What needs to be done: Scan the lines below; pull out those with "values".

The input:
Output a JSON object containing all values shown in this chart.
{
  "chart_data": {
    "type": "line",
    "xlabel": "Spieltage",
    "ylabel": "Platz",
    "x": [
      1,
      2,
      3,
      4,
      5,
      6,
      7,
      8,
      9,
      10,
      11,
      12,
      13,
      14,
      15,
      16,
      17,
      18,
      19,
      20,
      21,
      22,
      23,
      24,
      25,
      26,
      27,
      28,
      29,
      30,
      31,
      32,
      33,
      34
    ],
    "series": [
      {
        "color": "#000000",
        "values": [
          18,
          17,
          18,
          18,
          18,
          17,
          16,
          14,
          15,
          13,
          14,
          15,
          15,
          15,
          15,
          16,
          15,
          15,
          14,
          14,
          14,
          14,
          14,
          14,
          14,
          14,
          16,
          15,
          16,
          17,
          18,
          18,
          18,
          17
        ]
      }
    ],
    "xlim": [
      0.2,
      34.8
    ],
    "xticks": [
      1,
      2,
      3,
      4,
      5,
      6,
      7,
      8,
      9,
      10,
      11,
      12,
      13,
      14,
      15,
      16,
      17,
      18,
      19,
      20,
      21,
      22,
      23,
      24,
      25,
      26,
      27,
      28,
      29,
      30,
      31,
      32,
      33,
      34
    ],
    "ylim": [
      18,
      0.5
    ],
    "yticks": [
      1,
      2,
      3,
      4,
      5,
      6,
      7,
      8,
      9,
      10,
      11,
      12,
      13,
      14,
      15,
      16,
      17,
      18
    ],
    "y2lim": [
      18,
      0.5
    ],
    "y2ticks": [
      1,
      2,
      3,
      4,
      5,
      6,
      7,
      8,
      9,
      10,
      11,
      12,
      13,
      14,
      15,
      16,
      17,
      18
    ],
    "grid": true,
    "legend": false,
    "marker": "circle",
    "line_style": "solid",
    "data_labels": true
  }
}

Finished answer:
Output a JSON object containing all values shown in this chart.
        "values": [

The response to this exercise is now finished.